Objective =>
Give again every line from the line with "line-perf-row2 <box>122 627 665 628</box>" to the line with "dam-sire-reg: 0079342408 <box>990", both of those included, with nothing changed.

START Material

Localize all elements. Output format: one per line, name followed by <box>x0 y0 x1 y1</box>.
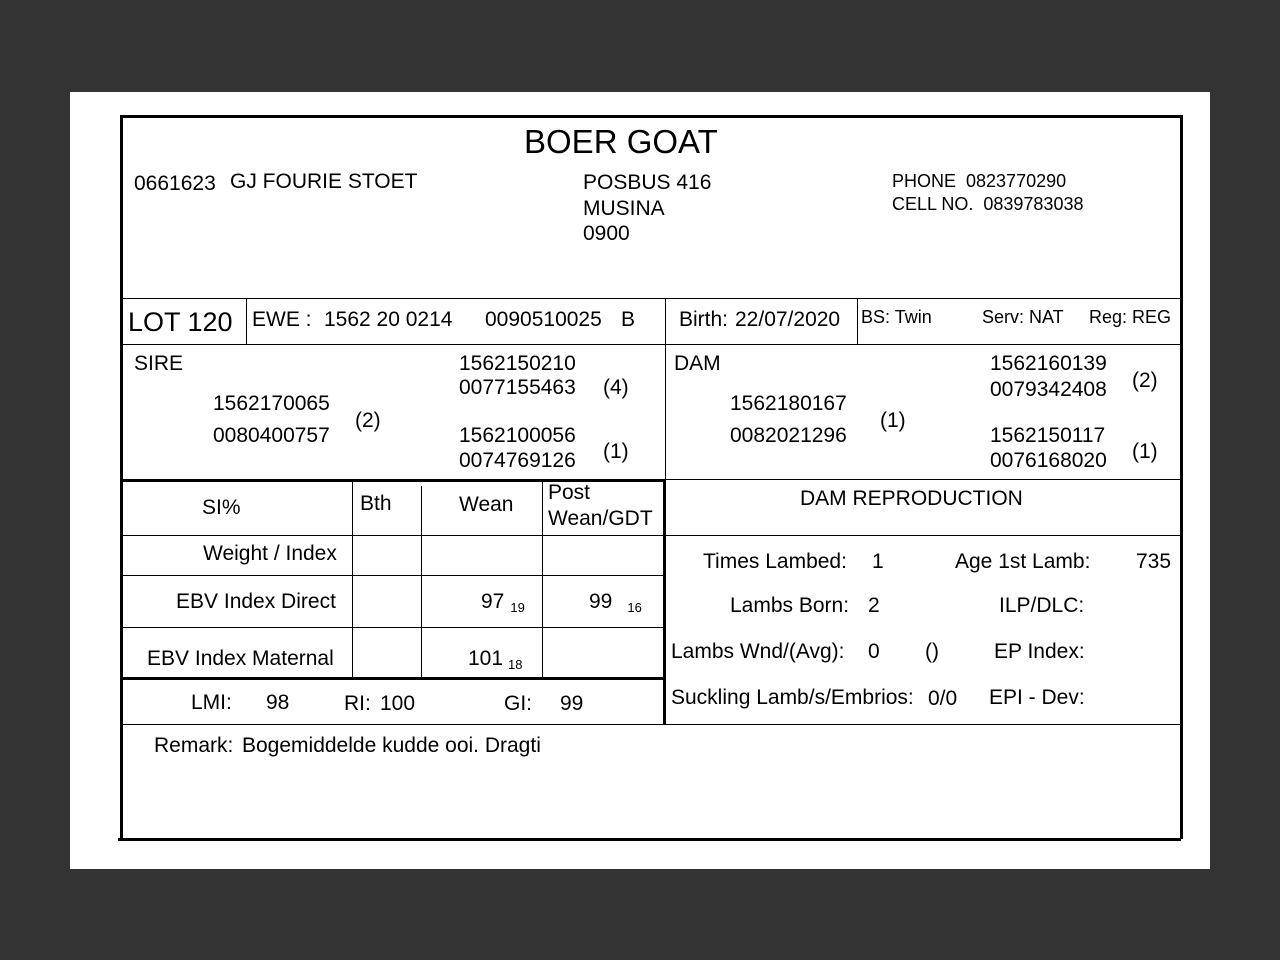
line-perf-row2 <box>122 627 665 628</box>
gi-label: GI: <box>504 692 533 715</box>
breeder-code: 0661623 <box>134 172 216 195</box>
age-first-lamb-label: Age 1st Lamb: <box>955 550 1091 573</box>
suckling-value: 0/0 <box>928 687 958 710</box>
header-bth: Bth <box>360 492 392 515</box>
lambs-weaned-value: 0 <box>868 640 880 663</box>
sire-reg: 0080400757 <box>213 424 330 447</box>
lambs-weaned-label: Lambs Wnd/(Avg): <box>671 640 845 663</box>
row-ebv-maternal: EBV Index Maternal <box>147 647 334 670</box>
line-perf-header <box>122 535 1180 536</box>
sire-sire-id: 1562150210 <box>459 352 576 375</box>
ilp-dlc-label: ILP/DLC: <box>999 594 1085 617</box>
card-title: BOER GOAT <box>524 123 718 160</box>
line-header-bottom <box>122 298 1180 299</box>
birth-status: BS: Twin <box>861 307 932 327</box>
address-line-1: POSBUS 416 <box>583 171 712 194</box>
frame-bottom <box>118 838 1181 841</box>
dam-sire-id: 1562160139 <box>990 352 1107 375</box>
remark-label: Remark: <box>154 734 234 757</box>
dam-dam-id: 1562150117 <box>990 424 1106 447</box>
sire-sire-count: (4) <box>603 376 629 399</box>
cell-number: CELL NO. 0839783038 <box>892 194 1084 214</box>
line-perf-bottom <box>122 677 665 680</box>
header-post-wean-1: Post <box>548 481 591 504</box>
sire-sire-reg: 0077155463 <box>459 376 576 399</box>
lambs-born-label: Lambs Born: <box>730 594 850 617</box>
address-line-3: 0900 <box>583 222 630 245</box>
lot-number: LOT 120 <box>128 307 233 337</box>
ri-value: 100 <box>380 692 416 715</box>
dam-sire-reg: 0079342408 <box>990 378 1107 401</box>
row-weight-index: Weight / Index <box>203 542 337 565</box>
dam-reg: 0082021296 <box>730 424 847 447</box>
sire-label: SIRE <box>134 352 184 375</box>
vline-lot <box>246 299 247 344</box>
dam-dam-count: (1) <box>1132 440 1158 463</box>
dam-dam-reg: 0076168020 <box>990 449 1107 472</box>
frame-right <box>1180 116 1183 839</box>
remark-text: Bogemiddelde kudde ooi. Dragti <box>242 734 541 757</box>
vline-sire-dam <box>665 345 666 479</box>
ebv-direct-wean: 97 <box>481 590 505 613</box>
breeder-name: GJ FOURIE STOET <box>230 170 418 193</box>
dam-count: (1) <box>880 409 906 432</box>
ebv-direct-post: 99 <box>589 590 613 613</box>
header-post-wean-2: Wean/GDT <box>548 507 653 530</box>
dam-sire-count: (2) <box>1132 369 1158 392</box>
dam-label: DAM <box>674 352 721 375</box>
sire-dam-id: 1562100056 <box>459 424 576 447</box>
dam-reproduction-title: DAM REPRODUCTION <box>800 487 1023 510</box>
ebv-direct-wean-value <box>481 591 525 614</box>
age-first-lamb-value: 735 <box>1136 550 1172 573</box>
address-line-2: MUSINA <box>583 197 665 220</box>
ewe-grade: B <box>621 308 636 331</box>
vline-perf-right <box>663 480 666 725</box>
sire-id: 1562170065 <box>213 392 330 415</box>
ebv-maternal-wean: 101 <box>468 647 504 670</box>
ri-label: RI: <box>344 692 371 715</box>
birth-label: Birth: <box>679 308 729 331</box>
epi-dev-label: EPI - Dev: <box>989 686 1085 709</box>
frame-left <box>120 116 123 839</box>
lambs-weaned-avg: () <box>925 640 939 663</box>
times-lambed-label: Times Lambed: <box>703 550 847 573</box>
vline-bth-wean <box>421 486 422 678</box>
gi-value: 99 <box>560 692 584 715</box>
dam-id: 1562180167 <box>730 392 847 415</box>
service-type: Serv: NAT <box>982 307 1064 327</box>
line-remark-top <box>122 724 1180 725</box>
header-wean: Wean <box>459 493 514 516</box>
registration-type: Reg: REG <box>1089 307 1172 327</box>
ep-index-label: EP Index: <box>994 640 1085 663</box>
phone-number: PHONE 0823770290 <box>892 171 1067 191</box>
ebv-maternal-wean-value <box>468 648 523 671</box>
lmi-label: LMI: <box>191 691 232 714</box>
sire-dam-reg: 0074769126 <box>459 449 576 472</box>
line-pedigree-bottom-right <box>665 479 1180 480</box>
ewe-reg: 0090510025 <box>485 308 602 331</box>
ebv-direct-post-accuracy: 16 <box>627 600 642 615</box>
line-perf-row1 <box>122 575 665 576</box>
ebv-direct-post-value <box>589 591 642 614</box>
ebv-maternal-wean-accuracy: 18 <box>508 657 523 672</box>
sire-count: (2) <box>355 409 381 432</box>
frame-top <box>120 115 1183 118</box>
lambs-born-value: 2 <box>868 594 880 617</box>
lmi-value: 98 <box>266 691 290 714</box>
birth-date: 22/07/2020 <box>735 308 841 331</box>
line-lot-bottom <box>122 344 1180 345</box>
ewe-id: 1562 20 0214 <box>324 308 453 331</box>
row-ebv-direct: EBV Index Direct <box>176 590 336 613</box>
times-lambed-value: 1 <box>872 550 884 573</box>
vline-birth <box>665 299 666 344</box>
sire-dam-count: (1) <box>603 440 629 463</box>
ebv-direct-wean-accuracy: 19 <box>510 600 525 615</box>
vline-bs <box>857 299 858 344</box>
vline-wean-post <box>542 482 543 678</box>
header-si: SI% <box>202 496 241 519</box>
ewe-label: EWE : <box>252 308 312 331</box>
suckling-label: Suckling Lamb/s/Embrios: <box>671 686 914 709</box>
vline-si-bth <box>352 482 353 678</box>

END Material
START Material

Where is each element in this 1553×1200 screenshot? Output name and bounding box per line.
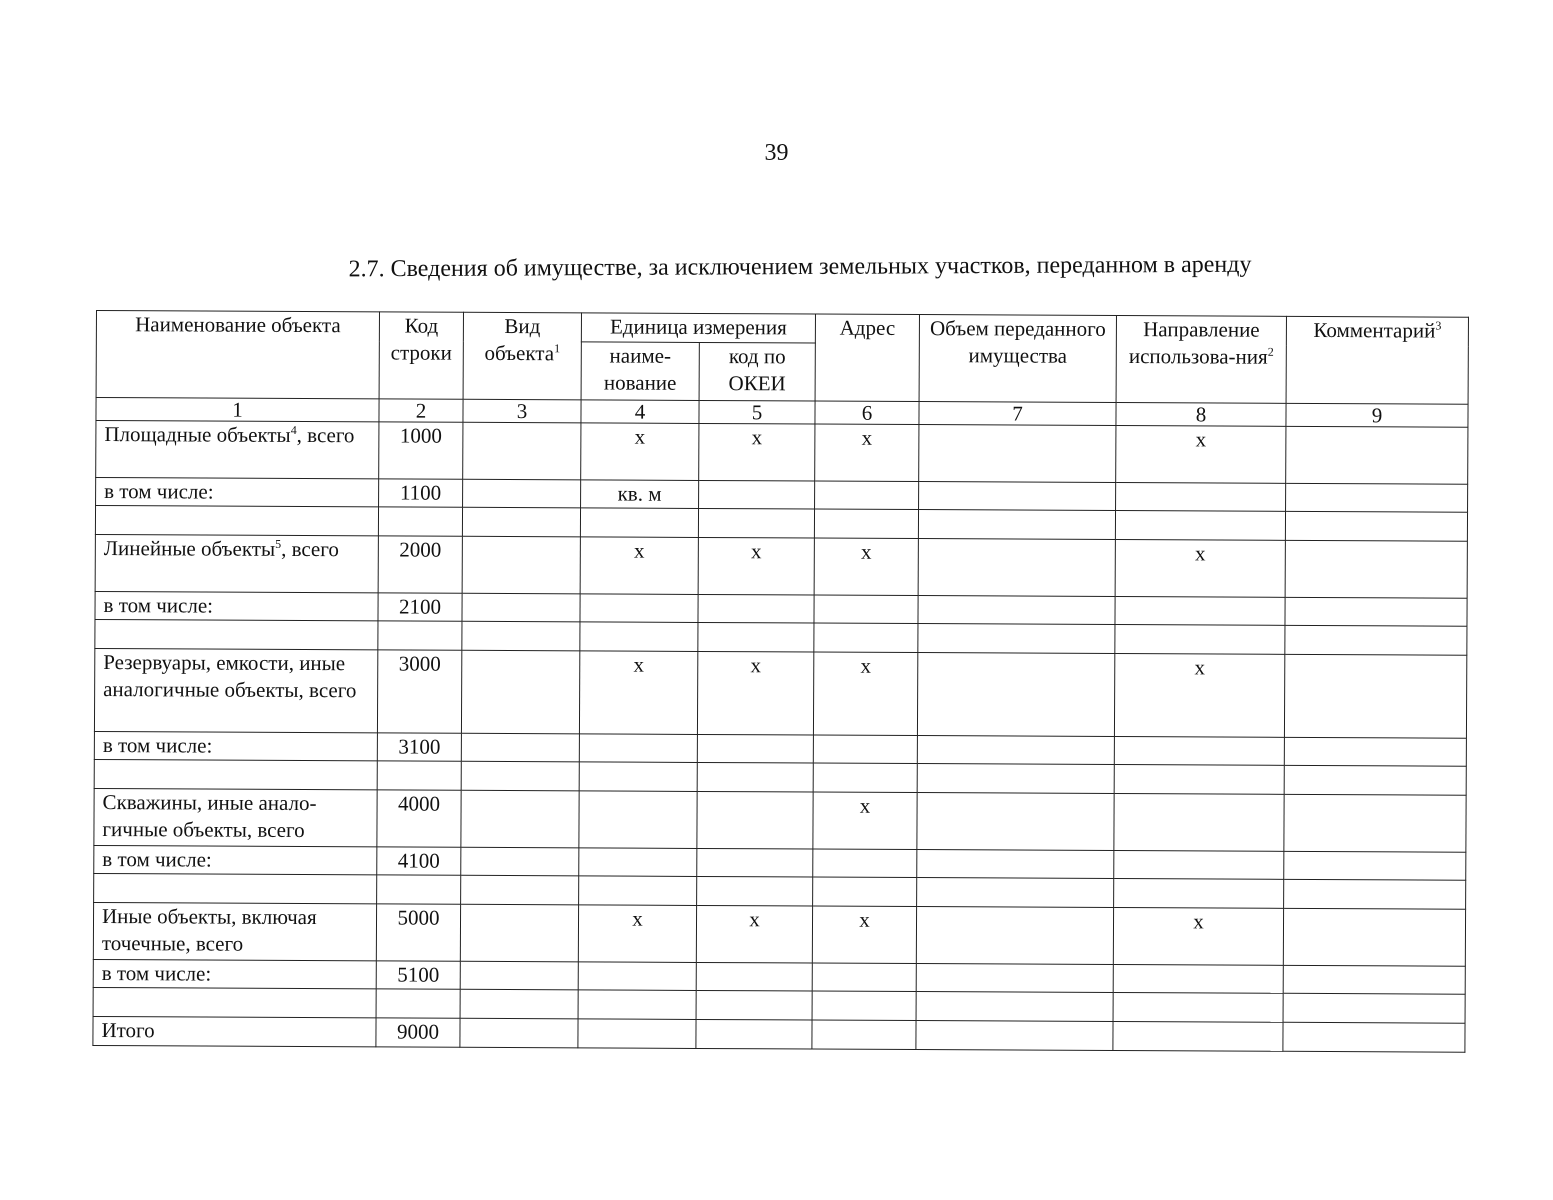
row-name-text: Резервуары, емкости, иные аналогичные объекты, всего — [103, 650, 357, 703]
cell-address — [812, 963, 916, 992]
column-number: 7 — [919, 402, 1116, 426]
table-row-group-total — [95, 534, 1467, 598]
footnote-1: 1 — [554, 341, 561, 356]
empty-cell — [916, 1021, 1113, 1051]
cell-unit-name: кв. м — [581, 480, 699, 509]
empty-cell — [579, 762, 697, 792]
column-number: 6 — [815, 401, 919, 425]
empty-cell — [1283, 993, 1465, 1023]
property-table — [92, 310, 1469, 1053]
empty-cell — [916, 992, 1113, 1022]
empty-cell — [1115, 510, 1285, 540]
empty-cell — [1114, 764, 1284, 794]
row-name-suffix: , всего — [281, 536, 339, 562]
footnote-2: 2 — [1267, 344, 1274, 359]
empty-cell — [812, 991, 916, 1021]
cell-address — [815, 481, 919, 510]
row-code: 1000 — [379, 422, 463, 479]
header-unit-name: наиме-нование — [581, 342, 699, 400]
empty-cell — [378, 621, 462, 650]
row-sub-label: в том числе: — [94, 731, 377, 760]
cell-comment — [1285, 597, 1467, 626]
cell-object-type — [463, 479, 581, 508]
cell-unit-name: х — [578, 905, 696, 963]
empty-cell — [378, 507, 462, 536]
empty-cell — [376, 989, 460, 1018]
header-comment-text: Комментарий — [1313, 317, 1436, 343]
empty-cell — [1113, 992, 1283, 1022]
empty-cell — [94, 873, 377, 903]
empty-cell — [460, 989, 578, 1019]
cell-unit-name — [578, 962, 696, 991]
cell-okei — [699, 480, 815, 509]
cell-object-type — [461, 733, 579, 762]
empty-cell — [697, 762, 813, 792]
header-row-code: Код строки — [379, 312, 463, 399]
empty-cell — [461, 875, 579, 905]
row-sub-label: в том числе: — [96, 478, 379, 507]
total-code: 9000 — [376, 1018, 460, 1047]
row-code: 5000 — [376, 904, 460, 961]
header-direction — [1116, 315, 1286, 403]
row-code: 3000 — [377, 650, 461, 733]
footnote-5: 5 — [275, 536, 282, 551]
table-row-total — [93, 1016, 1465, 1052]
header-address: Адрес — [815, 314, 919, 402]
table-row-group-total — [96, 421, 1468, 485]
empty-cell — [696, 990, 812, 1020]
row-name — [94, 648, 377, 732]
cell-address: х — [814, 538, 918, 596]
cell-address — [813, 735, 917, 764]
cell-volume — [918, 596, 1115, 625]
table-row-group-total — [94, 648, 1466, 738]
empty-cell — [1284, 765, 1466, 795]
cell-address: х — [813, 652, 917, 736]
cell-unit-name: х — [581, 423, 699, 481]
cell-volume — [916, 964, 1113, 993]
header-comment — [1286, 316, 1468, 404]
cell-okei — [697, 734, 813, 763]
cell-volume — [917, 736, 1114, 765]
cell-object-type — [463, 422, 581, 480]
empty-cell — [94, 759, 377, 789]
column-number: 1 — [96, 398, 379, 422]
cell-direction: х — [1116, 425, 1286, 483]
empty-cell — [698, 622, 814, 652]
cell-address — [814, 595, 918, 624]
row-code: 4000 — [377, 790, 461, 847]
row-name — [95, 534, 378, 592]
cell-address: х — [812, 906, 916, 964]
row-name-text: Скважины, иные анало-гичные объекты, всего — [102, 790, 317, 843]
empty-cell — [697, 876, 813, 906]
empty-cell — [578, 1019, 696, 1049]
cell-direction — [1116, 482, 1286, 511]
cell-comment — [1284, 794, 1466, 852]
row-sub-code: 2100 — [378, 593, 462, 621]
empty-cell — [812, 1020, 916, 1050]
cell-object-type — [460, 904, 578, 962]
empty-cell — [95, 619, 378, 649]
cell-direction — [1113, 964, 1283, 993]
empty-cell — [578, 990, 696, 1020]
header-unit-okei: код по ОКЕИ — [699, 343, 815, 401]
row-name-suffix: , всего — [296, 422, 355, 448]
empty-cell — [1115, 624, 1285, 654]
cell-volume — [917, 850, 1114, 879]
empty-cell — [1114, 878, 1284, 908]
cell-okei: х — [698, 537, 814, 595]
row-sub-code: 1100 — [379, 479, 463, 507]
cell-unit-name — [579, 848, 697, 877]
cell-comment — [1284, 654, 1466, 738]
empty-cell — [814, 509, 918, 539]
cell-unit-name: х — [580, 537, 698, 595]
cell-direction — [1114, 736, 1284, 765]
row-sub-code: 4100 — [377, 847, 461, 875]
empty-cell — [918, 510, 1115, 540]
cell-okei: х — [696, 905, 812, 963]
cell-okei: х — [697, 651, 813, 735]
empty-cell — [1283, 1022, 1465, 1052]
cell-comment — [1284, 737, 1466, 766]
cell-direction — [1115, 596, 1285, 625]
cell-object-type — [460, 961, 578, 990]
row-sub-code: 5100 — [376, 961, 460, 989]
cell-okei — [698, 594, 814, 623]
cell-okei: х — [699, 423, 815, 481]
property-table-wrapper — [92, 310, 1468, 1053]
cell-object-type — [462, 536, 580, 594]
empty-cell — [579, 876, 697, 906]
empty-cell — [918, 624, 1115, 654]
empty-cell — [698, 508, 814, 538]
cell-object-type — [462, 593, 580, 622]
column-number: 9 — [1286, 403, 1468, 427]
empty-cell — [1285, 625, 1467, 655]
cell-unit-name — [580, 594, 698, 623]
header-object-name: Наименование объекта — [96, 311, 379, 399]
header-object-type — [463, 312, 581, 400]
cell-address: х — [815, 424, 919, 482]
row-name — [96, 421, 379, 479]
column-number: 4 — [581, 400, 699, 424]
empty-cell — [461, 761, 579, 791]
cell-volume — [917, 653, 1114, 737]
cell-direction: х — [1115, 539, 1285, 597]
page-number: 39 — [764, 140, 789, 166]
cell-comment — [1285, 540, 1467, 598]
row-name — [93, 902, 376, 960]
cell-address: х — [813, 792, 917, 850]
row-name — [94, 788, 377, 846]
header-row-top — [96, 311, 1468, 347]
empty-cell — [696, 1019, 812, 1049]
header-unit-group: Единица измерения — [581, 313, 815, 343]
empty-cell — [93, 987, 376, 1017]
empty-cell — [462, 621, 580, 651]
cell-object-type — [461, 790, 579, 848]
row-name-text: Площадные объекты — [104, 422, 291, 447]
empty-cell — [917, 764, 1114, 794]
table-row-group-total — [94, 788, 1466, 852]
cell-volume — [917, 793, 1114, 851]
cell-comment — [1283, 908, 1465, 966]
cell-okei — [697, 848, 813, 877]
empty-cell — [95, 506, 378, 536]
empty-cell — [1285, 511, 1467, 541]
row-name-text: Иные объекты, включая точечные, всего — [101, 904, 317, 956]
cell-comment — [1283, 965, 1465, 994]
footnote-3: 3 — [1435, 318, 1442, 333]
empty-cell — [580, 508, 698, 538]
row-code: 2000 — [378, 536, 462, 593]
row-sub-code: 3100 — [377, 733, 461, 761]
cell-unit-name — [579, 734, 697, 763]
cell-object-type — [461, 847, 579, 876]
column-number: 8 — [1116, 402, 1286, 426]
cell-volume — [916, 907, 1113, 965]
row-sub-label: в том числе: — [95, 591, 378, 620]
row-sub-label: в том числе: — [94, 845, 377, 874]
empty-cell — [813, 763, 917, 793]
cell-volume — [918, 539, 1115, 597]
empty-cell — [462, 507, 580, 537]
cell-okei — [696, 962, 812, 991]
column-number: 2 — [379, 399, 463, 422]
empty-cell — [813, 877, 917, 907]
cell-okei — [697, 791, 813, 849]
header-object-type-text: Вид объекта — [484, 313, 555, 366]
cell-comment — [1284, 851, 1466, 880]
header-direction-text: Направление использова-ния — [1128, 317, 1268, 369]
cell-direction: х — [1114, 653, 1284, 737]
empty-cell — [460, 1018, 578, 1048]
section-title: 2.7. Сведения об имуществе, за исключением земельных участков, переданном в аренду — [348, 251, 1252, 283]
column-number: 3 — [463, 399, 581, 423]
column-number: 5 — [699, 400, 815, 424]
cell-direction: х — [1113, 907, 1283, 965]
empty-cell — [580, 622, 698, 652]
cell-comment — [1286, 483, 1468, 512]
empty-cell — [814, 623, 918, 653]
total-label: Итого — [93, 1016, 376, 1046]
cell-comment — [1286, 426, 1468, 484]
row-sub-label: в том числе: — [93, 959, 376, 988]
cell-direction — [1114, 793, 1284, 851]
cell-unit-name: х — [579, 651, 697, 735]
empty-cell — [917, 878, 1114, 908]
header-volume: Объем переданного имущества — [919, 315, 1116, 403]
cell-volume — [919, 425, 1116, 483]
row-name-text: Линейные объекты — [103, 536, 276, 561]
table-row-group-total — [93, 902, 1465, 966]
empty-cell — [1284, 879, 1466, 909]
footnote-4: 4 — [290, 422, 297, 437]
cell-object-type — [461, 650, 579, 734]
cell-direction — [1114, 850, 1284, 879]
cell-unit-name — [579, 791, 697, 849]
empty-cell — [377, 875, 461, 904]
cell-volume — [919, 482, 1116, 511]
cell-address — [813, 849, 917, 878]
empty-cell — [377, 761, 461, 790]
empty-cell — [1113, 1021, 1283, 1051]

END Material

Result for this task =>
line-perf-row2 <box>122 627 665 628</box>
gi-label: GI: <box>504 692 533 715</box>
breeder-code: 0661623 <box>134 172 216 195</box>
age-first-lamb-label: Age 1st Lamb: <box>955 550 1091 573</box>
suckling-value: 0/0 <box>928 687 958 710</box>
header-bth: Bth <box>360 492 392 515</box>
lambs-weaned-value: 0 <box>868 640 880 663</box>
sire-reg: 0080400757 <box>213 424 330 447</box>
lambs-weaned-label: Lambs Wnd/(Avg): <box>671 640 845 663</box>
row-ebv-maternal: EBV Index Maternal <box>147 647 334 670</box>
line-perf-header <box>122 535 1180 536</box>
sire-sire-id: 1562150210 <box>459 352 576 375</box>
ilp-dlc-label: ILP/DLC: <box>999 594 1085 617</box>
card-title: BOER GOAT <box>524 123 718 160</box>
line-header-bottom <box>122 298 1180 299</box>
birth-status: BS: Twin <box>861 307 932 327</box>
address-line-1: POSBUS 416 <box>583 171 712 194</box>
frame-bottom <box>118 838 1181 841</box>
dam-sire-id: 1562160139 <box>990 352 1107 375</box>
remark-label: Remark: <box>154 734 234 757</box>
dam-dam-id: 1562150117 <box>990 424 1106 447</box>
sire-sire-count: (4) <box>603 376 629 399</box>
cell-number: CELL NO. 0839783038 <box>892 194 1084 214</box>
line-perf-bottom <box>122 677 665 680</box>
header-post-wean-1: Post <box>548 481 591 504</box>
sire-sire-reg: 0077155463 <box>459 376 576 399</box>
lambs-born-label: Lambs Born: <box>730 594 850 617</box>
address-line-3: 0900 <box>583 222 630 245</box>
lot-number: LOT 120 <box>128 307 233 337</box>
ri-value: 100 <box>380 692 416 715</box>
dam-sire-reg: 0079342408 <box>990 378 1107 401</box>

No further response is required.